▸ **To be done**
Would you transcribe the whole listing exactly, minus its pictures?

▸ **Dataset extract**
-=-=-=-=-
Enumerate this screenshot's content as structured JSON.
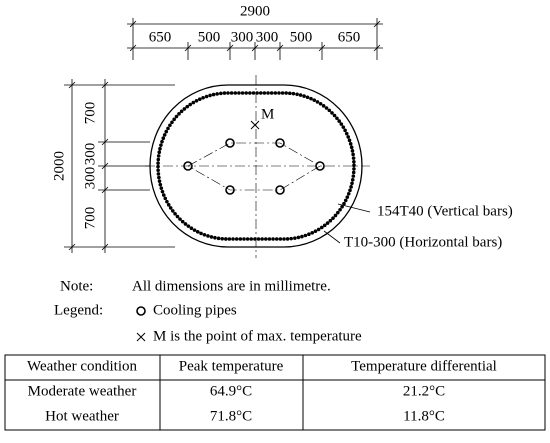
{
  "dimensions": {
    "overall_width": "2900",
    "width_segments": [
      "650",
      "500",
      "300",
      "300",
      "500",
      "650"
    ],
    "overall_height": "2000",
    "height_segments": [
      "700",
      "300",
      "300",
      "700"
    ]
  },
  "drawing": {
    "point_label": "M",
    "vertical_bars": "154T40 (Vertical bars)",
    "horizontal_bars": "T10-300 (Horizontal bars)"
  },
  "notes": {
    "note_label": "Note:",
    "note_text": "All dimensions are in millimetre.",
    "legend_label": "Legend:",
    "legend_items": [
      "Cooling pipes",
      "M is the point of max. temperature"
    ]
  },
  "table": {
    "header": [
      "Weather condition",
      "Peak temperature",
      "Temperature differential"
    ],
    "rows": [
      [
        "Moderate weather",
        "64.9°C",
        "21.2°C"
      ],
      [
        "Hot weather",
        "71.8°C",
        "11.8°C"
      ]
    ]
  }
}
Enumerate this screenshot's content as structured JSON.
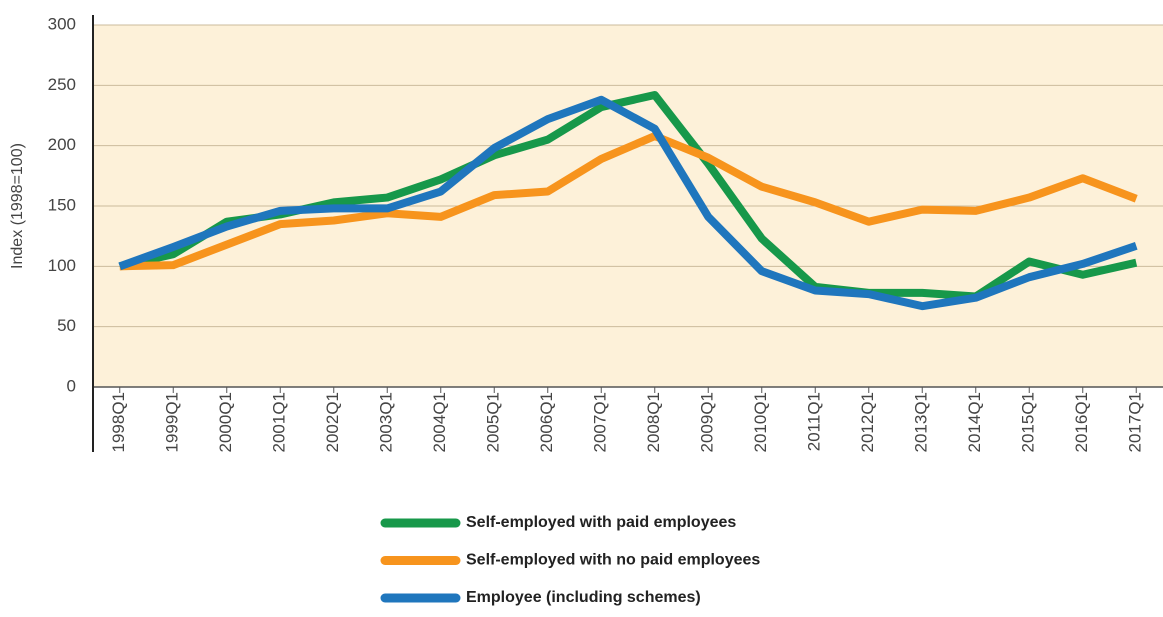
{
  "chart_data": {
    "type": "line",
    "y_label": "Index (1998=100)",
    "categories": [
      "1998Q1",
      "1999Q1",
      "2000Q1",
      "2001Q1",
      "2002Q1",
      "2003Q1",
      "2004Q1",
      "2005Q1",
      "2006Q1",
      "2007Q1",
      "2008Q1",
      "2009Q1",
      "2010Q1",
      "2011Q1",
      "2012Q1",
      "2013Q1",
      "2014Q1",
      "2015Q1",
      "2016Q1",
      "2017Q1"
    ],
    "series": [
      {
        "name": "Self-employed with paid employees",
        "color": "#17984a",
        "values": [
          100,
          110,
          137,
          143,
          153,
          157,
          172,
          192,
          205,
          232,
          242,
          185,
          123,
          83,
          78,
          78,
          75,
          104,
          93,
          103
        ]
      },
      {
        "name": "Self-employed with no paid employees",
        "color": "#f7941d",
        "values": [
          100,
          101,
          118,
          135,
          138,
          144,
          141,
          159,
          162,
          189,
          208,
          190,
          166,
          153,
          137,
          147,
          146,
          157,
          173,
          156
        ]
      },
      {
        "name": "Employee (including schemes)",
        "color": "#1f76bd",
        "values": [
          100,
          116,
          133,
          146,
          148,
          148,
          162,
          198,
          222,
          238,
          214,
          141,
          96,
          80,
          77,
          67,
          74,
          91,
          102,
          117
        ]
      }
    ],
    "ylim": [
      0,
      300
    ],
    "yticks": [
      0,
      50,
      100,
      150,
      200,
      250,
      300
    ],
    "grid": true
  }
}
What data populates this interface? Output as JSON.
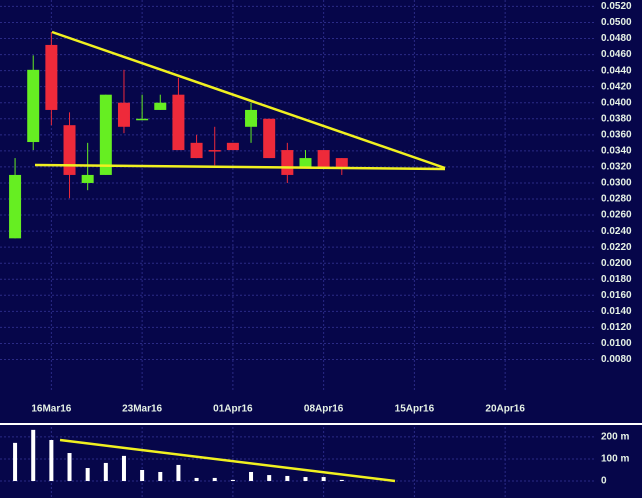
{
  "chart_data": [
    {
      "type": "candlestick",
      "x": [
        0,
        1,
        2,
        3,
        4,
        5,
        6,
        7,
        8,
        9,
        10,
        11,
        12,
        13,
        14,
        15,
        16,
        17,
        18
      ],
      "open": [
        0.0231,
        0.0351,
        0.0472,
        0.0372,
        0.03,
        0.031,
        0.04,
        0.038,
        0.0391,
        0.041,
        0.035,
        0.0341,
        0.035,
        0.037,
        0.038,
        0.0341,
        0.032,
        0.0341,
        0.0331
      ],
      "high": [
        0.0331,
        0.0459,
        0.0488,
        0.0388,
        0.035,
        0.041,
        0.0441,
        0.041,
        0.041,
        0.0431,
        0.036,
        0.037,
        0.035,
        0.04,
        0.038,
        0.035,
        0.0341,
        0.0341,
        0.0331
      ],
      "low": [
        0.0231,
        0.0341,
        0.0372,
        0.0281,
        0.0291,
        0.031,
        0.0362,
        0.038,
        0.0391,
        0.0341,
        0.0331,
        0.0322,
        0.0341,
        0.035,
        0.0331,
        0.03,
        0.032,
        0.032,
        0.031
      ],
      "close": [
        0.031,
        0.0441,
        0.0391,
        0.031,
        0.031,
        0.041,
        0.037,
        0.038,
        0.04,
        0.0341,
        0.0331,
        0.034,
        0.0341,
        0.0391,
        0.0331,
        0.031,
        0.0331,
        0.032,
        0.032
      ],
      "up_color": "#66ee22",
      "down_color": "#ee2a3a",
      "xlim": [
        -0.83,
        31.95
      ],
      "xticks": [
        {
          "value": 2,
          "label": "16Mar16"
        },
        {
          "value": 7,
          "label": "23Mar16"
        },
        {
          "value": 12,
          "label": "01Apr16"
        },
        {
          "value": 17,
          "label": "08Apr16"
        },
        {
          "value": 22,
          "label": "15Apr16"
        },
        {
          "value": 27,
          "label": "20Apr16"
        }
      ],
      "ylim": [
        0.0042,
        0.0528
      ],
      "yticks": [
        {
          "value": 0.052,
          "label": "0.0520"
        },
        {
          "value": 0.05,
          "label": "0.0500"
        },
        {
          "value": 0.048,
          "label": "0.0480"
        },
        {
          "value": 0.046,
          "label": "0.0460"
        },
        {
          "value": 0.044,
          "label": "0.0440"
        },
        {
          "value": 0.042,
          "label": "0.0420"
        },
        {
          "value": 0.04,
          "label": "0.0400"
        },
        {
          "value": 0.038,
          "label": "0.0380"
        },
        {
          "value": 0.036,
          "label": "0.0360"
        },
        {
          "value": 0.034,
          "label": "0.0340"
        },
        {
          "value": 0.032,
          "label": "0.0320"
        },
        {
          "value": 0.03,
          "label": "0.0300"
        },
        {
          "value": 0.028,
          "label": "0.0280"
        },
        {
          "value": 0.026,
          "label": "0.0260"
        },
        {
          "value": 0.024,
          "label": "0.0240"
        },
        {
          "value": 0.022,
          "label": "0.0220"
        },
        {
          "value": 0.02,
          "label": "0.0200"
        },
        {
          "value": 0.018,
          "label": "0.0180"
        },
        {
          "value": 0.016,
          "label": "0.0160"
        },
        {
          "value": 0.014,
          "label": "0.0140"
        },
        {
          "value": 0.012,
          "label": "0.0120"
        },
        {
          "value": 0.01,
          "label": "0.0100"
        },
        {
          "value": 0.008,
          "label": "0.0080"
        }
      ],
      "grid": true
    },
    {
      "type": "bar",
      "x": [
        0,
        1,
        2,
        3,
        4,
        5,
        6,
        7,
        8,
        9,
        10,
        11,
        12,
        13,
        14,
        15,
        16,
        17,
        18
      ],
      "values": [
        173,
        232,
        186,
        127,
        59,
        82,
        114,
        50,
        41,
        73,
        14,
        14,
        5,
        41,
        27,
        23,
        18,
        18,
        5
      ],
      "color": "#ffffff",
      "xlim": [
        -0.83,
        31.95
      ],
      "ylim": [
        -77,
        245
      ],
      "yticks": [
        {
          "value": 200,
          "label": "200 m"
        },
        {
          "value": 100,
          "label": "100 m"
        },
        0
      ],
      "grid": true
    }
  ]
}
-=-=-=-=-
▸ **Completed exercise**
Enumerate this screenshot's content as structured JSON.
{
  "dimensions": {
    "overall_width": "2900",
    "width_segments": [
      "650",
      "500",
      "300",
      "300",
      "500",
      "650"
    ],
    "overall_height": "2000",
    "height_segments": [
      "700",
      "300",
      "300",
      "700"
    ]
  },
  "drawing": {
    "point_label": "M",
    "vertical_bars": "154T40 (Vertical bars)",
    "horizontal_bars": "T10-300 (Horizontal bars)"
  },
  "notes": {
    "note_label": "Note:",
    "note_text": "All dimensions are in millimetre.",
    "legend_label": "Legend:",
    "legend_items": [
      "Cooling pipes",
      "M is the point of max. temperature"
    ]
  },
  "table": {
    "header": [
      "Weather condition",
      "Peak temperature",
      "Temperature differential"
    ],
    "rows": [
      [
        "Moderate weather",
        "64.9°C",
        "21.2°C"
      ],
      [
        "Hot weather",
        "71.8°C",
        "11.8°C"
      ]
    ]
  }
}
Enumerate this screenshot's content as structured JSON.
{
  "chart_data": {
    "type": "line",
    "y_label": "Index (1998=100)",
    "categories": [
      "1998Q1",
      "1999Q1",
      "2000Q1",
      "2001Q1",
      "2002Q1",
      "2003Q1",
      "2004Q1",
      "2005Q1",
      "2006Q1",
      "2007Q1",
      "2008Q1",
      "2009Q1",
      "2010Q1",
      "2011Q1",
      "2012Q1",
      "2013Q1",
      "2014Q1",
      "2015Q1",
      "2016Q1",
      "2017Q1"
    ],
    "series": [
      {
        "name": "Self-employed with paid employees",
        "color": "#17984a",
        "values": [
          100,
          110,
          137,
          143,
          153,
          157,
          172,
          192,
          205,
          232,
          242,
          185,
          123,
          83,
          78,
          78,
          75,
          104,
          93,
          103
        ]
      },
      {
        "name": "Self-employed with no paid employees",
        "color": "#f7941d",
        "values": [
          100,
          101,
          118,
          135,
          138,
          144,
          141,
          159,
          162,
          189,
          208,
          190,
          166,
          153,
          137,
          147,
          146,
          157,
          173,
          156
        ]
      },
      {
        "name": "Employee (including schemes)",
        "color": "#1f76bd",
        "values": [
          100,
          116,
          133,
          146,
          148,
          148,
          162,
          198,
          222,
          238,
          214,
          141,
          96,
          80,
          77,
          67,
          74,
          91,
          102,
          117
        ]
      }
    ],
    "ylim": [
      0,
      300
    ],
    "yticks": [
      0,
      50,
      100,
      150,
      200,
      250,
      300
    ],
    "grid": true
  }
}
What data populates this interface? Output as JSON.
{
  "chart_data": [
    {
      "type": "candlestick",
      "x": [
        0,
        1,
        2,
        3,
        4,
        5,
        6,
        7,
        8,
        9,
        10,
        11,
        12,
        13,
        14,
        15,
        16,
        17,
        18
      ],
      "open": [
        0.0231,
        0.0351,
        0.0472,
        0.0372,
        0.03,
        0.031,
        0.04,
        0.038,
        0.0391,
        0.041,
        0.035,
        0.0341,
        0.035,
        0.037,
        0.038,
        0.0341,
        0.032,
        0.0341,
        0.0331
      ],
      "high": [
        0.0331,
        0.0459,
        0.0488,
        0.0388,
        0.035,
        0.041,
        0.0441,
        0.041,
        0.041,
        0.0431,
        0.036,
        0.037,
        0.035,
        0.04,
        0.038,
        0.035,
        0.0341,
        0.0341,
        0.0331
      ],
      "low": [
        0.0231,
        0.0341,
        0.0372,
        0.0281,
        0.0291,
        0.031,
        0.0362,
        0.038,
        0.0391,
        0.0341,
        0.0331,
        0.0322,
        0.0341,
        0.035,
        0.0331,
        0.03,
        0.032,
        0.032,
        0.031
      ],
      "close": [
        0.031,
        0.0441,
        0.0391,
        0.031,
        0.031,
        0.041,
        0.037,
        0.038,
        0.04,
        0.0341,
        0.0331,
        0.034,
        0.0341,
        0.0391,
        0.0331,
        0.031,
        0.0331,
        0.032,
        0.032
      ],
      "up_color": "#66ee22",
      "down_color": "#ee2a3a",
      "xlim": [
        -0.83,
        31.95
      ],
      "xticks": [
        {
          "value": 2,
          "label": "16Mar16"
        },
        {
          "value": 7,
          "label": "23Mar16"
        },
        {
          "value": 12,
          "label": "01Apr16"
        },
        {
          "value": 17,
          "label": "08Apr16"
        },
        {
          "value": 22,
          "label": "15Apr16"
        },
        {
          "value": 27,
          "label": "20Apr16"
        }
      ],
      "ylim": [
        0.0042,
        0.0528
      ],
      "yticks": [
        {
          "value": 0.052,
          "label": "0.0520"
        },
        {
          "value": 0.05,
          "label": "0.0500"
        },
        {
          "value": 0.048,
          "label": "0.0480"
        },
        {
          "value": 0.046,
          "label": "0.0460"
        },
        {
          "value": 0.044,
          "label": "0.0440"
        },
        {
          "value": 0.042,
          "label": "0.0420"
        },
        {
          "value": 0.04,
          "label": "0.0400"
        },
        {
          "value": 0.038,
          "label": "0.0380"
        },
        {
          "value": 0.036,
          "label": "0.0360"
        },
        {
          "value": 0.034,
          "label": "0.0340"
        },
        {
          "value": 0.032,
          "label": "0.0320"
        },
        {
          "value": 0.03,
          "label": "0.0300"
        },
        {
          "value": 0.028,
          "label": "0.0280"
        },
        {
          "value": 0.026,
          "label": "0.0260"
        },
        {
          "value": 0.024,
          "label": "0.0240"
        },
        {
          "value": 0.022,
          "label": "0.0220"
        },
        {
          "value": 0.02,
          "label": "0.0200"
        },
        {
          "value": 0.018,
          "label": "0.0180"
        },
        {
          "value": 0.016,
          "label": "0.0160"
        },
        {
          "value": 0.014,
          "label": "0.0140"
        },
        {
          "value": 0.012,
          "label": "0.0120"
        },
        {
          "value": 0.01,
          "label": "0.0100"
        },
        {
          "value": 0.008,
          "label": "0.0080"
        }
      ],
      "grid": true
    },
    {
      "type": "bar",
      "x": [
        0,
        1,
        2,
        3,
        4,
        5,
        6,
        7,
        8,
        9,
        10,
        11,
        12,
        13,
        14,
        15,
        16,
        17,
        18
      ],
      "values": [
        173,
        232,
        186,
        127,
        59,
        82,
        114,
        50,
        41,
        73,
        14,
        14,
        5,
        41,
        27,
        23,
        18,
        18,
        5
      ],
      "color": "#ffffff",
      "xlim": [
        -0.83,
        31.95
      ],
      "ylim": [
        -77,
        245
      ],
      "yticks": [
        {
          "value": 200,
          "label": "200 m"
        },
        {
          "value": 100,
          "label": "100 m"
        },
        0
      ],
      "grid": true
    }
  ]
}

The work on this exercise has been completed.